Each line below either holds the string "values" or doesn't. Count those that do and give only the number.

Data shown:
— Start —

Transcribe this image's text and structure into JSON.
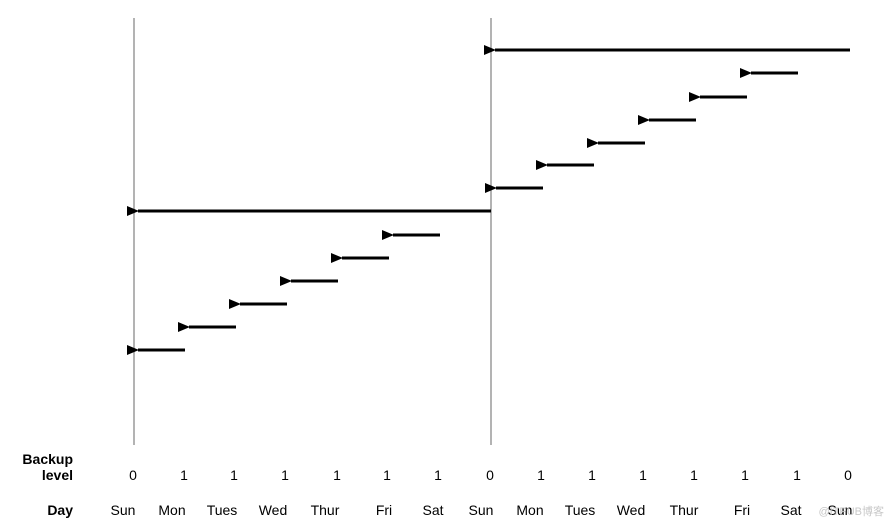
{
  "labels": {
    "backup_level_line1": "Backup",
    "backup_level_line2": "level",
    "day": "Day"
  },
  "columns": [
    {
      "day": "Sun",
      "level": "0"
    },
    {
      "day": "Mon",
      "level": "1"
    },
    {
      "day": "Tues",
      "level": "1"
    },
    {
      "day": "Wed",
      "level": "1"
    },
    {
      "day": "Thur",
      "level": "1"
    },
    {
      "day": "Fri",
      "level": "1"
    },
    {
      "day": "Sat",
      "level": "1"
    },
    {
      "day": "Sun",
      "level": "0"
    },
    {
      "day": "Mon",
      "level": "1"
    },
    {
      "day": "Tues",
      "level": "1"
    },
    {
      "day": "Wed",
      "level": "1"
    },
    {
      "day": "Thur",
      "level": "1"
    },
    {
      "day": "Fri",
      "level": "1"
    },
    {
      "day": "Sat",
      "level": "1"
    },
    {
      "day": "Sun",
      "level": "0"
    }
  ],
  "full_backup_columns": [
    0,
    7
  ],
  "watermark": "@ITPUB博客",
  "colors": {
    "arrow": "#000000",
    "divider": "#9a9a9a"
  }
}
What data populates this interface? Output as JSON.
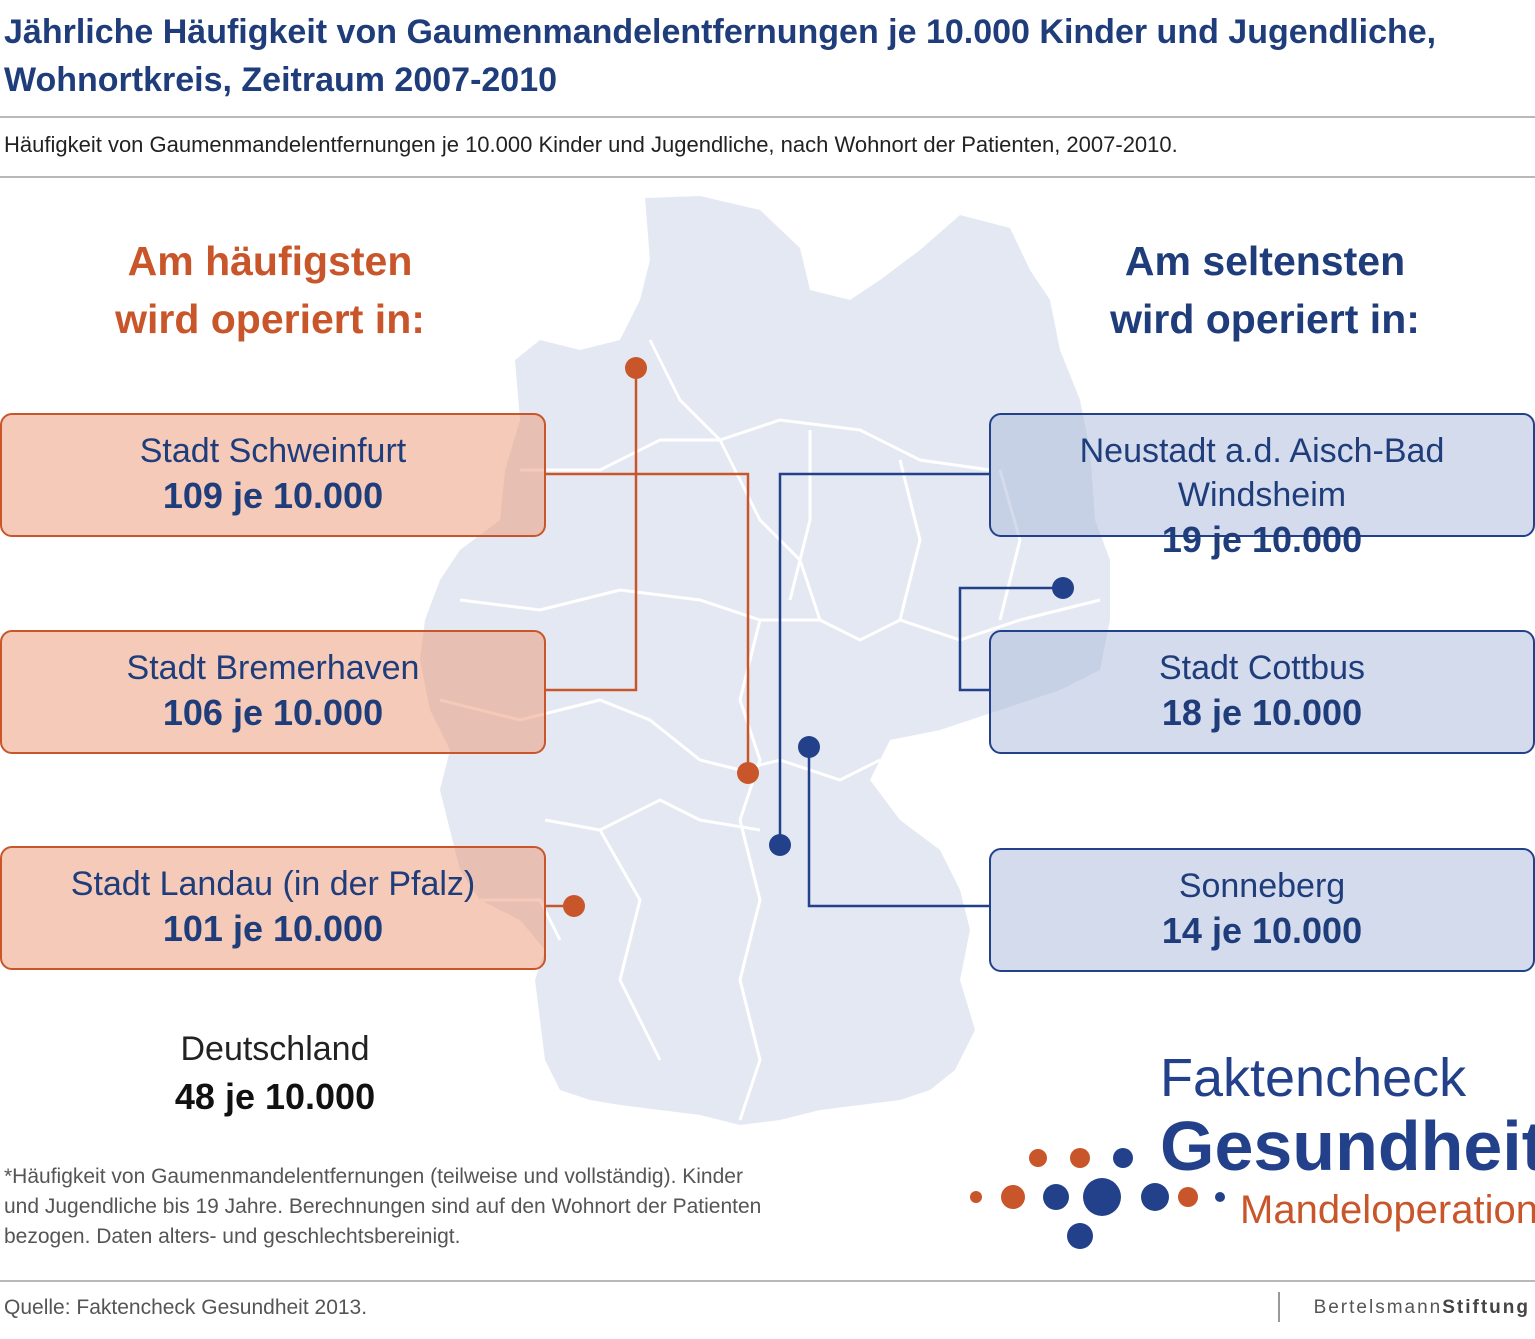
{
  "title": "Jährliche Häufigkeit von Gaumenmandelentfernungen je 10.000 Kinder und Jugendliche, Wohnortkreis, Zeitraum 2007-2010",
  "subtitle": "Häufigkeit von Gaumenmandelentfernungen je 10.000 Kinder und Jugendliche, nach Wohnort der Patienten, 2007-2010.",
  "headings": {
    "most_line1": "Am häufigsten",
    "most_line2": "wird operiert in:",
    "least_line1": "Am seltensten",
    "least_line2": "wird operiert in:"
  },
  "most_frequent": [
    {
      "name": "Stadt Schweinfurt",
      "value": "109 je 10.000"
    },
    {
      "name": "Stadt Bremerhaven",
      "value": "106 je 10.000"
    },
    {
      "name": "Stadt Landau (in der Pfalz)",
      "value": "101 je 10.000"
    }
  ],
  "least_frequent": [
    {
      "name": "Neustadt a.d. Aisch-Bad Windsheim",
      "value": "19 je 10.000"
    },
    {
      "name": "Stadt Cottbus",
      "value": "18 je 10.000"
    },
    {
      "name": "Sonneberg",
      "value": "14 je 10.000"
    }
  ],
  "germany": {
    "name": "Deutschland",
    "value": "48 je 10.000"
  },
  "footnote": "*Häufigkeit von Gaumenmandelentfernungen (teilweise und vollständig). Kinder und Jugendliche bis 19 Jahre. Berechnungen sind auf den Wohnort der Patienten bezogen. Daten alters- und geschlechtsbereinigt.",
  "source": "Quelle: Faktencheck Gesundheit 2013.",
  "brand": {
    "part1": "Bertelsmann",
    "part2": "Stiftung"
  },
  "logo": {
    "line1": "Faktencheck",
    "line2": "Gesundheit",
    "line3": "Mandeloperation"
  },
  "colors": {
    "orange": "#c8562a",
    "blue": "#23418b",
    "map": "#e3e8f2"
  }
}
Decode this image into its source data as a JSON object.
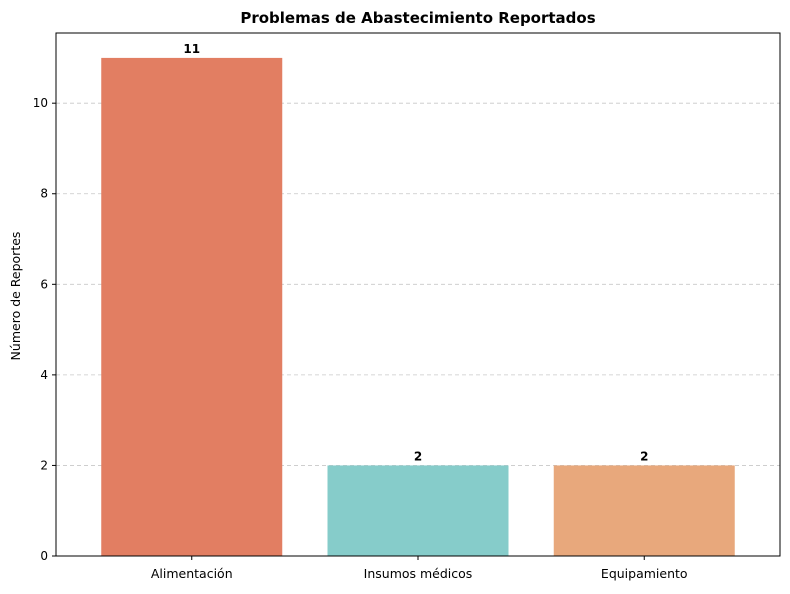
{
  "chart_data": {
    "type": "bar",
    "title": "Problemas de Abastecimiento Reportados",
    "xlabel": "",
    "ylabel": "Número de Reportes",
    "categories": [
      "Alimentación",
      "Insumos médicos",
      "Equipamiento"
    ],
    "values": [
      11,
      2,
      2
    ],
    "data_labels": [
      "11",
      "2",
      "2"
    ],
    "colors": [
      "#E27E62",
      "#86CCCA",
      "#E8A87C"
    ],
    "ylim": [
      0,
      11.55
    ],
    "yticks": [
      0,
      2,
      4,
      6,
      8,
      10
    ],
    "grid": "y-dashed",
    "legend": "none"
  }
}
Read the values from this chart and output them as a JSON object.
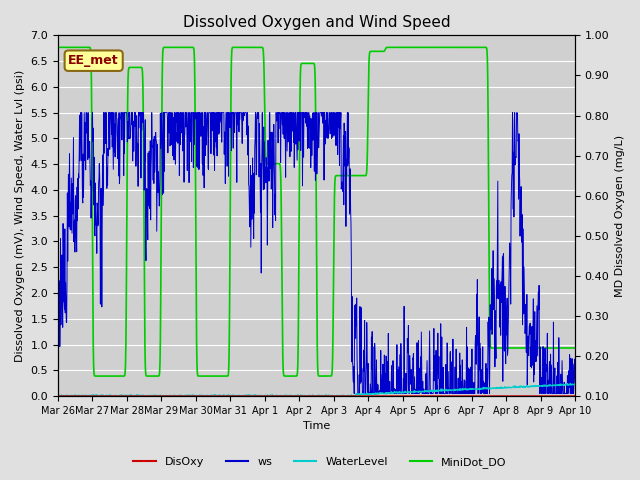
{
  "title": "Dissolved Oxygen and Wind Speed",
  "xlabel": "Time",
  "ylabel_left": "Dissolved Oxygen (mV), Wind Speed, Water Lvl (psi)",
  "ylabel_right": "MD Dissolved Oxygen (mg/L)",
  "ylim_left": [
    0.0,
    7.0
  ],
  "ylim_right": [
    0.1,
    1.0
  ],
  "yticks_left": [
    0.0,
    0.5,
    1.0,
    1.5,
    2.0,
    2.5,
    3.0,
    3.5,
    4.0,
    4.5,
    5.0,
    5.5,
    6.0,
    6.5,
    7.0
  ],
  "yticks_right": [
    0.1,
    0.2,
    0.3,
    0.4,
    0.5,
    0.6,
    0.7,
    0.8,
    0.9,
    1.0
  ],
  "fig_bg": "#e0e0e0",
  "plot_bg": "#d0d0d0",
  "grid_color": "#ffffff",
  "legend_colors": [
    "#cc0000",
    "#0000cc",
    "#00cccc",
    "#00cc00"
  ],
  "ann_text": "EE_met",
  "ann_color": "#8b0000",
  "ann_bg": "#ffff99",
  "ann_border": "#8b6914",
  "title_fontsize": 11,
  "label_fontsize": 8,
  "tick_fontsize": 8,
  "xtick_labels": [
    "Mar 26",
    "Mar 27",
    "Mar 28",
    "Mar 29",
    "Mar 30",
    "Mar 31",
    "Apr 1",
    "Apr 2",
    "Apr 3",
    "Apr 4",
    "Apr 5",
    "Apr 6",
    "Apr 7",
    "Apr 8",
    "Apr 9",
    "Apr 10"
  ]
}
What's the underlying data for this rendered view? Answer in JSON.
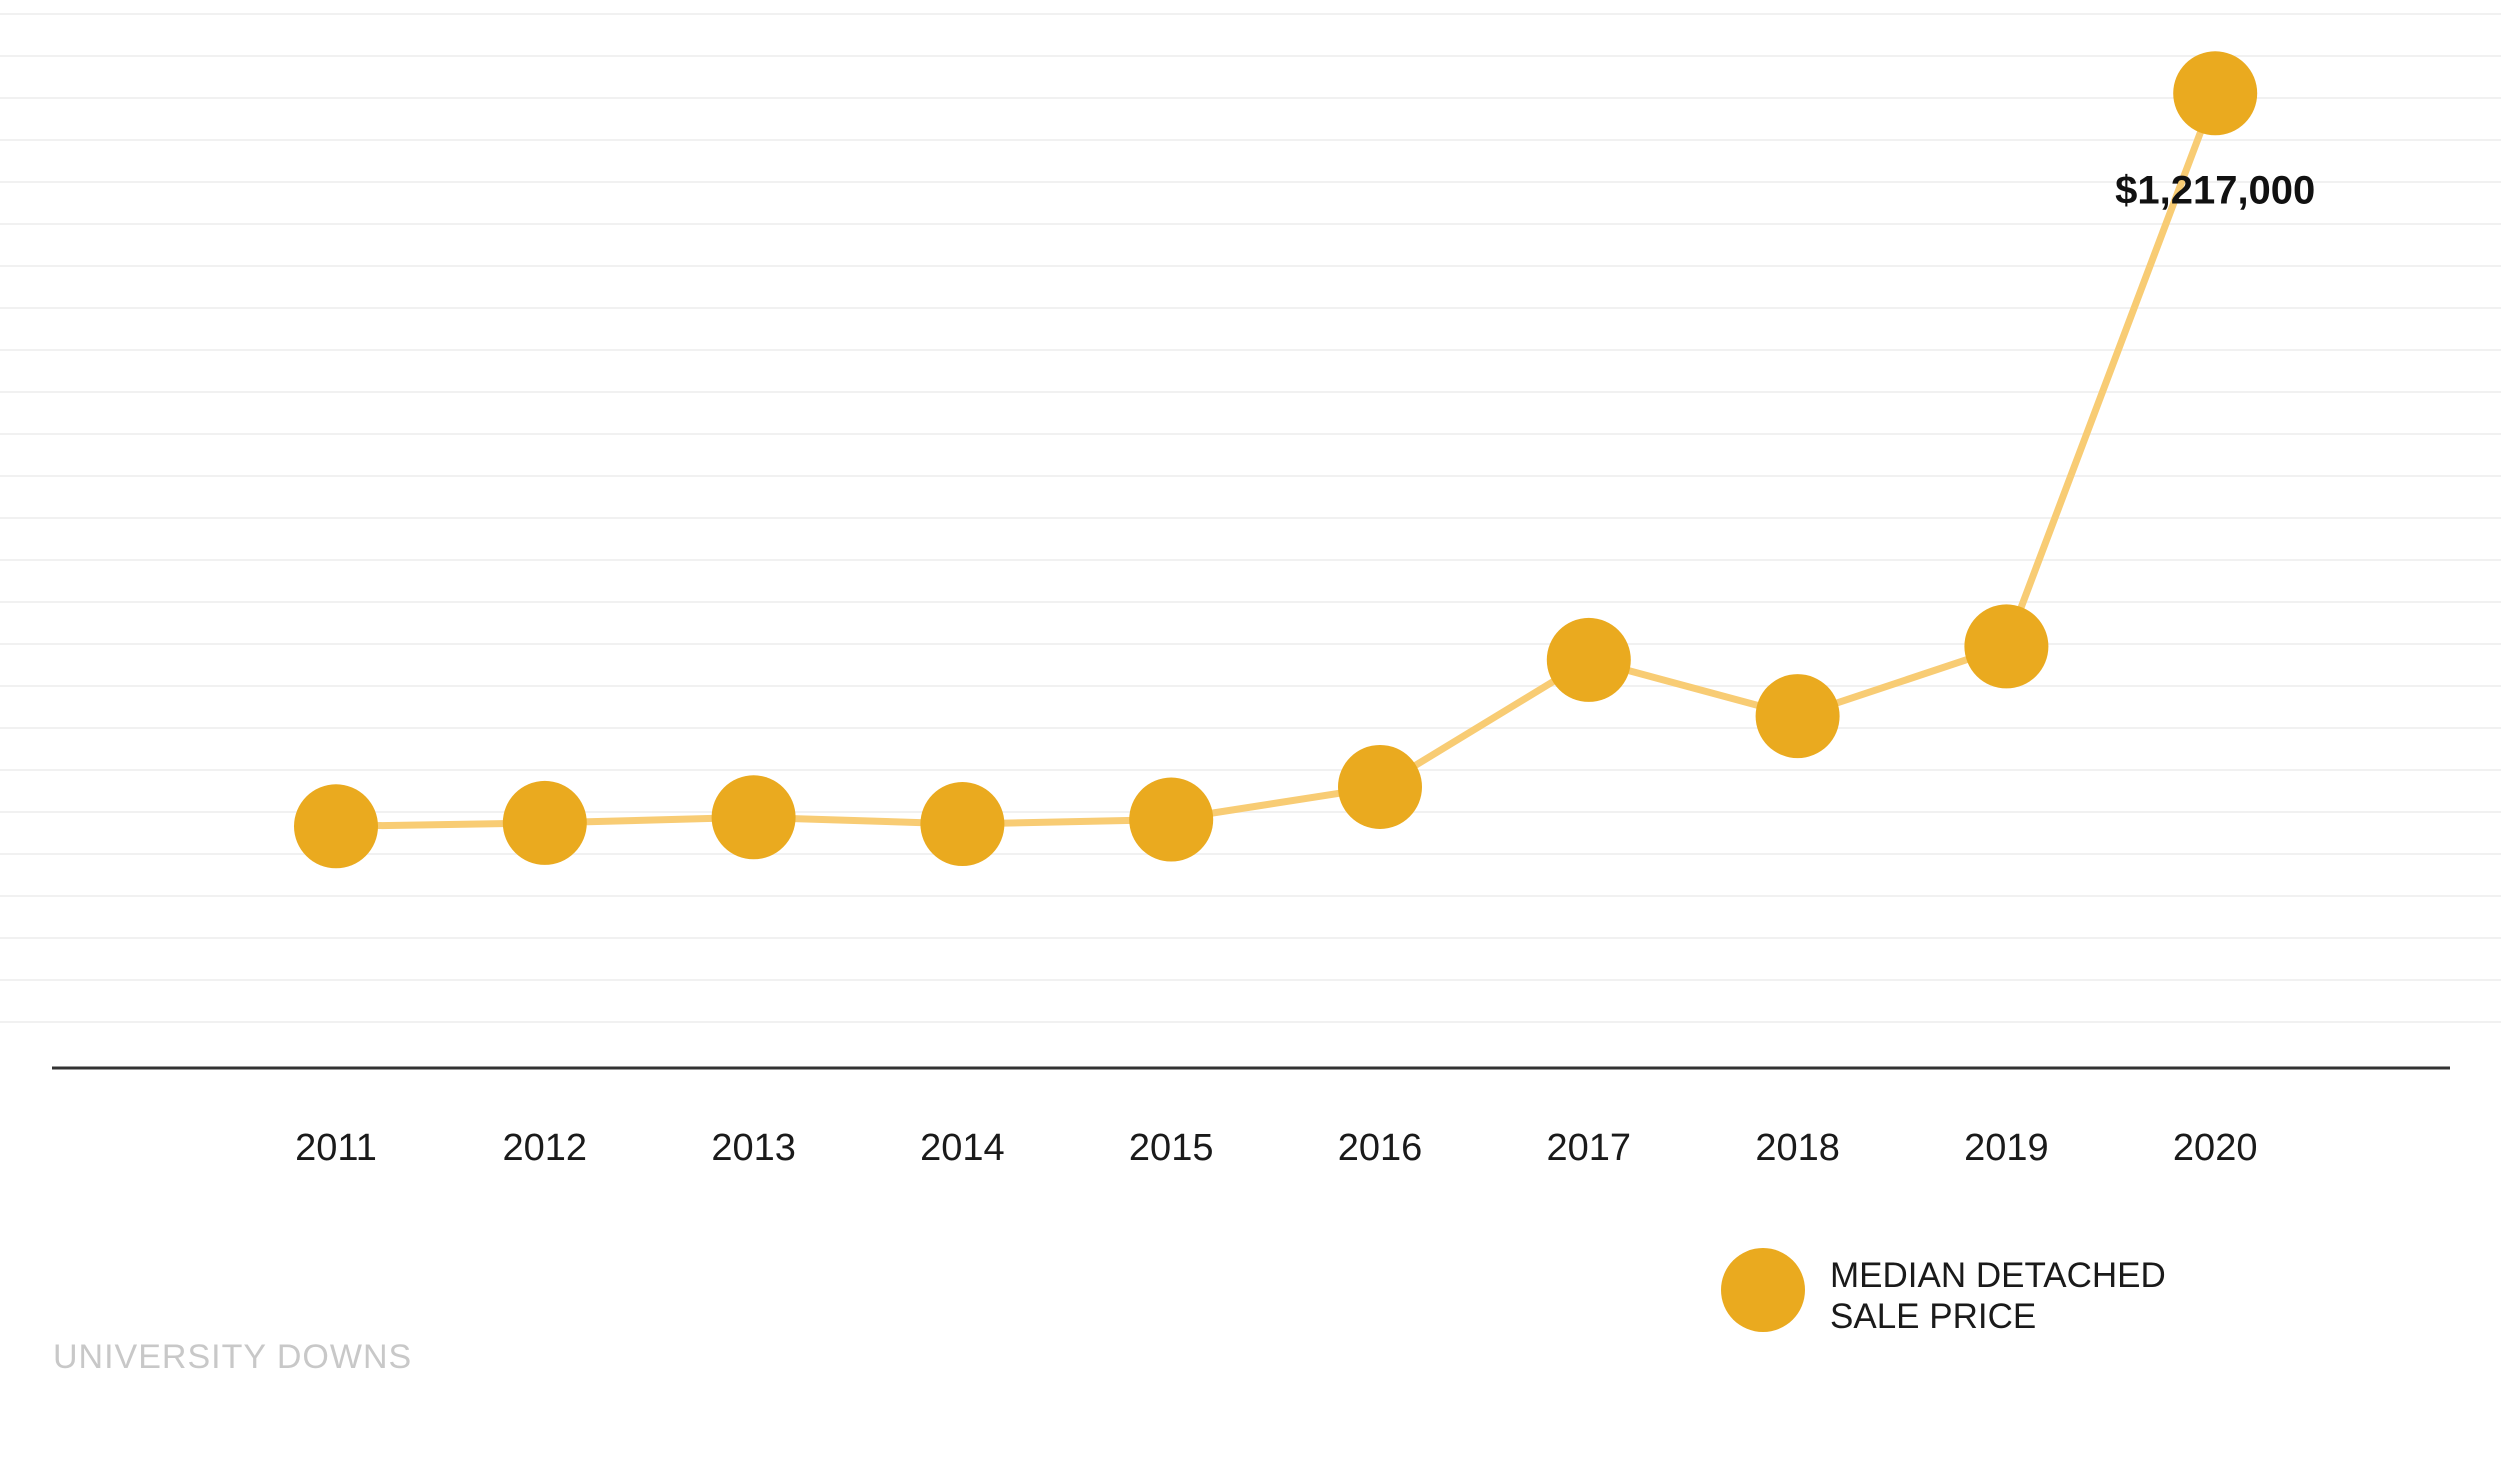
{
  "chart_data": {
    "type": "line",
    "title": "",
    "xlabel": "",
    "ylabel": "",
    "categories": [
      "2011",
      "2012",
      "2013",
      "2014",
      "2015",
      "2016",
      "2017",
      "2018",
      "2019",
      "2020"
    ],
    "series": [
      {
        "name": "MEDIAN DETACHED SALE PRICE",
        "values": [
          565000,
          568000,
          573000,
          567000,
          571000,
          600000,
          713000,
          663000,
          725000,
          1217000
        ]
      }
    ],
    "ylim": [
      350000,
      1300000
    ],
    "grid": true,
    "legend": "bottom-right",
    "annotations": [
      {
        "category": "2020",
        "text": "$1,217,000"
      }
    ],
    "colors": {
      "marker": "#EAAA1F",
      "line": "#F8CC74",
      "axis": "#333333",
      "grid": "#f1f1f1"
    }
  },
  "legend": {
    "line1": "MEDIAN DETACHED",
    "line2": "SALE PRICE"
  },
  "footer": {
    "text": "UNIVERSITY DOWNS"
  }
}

— End —

Result of this exercise: 3